_Records supplied_
★ ★ ★ ★ ★

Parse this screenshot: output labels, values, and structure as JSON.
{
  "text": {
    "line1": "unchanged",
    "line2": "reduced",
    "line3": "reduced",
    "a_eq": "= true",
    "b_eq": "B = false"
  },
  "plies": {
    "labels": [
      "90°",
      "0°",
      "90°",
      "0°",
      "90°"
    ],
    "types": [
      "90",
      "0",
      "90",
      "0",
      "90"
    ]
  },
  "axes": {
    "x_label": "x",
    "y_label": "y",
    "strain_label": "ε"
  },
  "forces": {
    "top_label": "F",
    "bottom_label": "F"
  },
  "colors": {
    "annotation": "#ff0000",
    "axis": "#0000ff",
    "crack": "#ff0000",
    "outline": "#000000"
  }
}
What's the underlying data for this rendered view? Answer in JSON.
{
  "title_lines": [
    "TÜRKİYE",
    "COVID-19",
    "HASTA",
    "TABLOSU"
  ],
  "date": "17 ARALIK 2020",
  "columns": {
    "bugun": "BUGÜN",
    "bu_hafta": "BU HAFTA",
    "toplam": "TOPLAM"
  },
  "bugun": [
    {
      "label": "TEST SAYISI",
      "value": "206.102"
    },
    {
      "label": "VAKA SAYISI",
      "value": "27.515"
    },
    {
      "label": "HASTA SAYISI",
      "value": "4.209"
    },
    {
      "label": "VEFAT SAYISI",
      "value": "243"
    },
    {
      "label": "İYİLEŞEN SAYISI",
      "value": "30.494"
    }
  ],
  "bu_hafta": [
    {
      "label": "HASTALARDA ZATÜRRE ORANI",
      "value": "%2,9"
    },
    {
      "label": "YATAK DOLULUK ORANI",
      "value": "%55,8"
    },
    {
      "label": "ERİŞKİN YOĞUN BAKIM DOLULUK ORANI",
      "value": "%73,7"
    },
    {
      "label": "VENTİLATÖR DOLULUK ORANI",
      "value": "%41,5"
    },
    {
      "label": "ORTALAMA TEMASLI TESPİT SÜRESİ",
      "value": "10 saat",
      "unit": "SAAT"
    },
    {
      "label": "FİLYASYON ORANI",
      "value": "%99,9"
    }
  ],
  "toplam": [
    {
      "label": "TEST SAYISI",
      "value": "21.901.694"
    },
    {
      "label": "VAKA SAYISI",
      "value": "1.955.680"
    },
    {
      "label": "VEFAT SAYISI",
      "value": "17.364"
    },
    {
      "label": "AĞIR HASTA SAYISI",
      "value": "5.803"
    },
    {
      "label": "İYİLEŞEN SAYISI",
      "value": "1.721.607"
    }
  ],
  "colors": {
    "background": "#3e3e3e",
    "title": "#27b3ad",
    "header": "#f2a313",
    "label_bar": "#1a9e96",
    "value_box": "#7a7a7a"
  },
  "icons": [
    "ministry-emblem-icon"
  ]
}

★ ★ ★ ★ ★

Scan the lines above for "this", then copy every one that has it.

Parse this screenshot: output labels, values, and structure as JSON.
What's the underlying data for this rendered view? Answer in JSON.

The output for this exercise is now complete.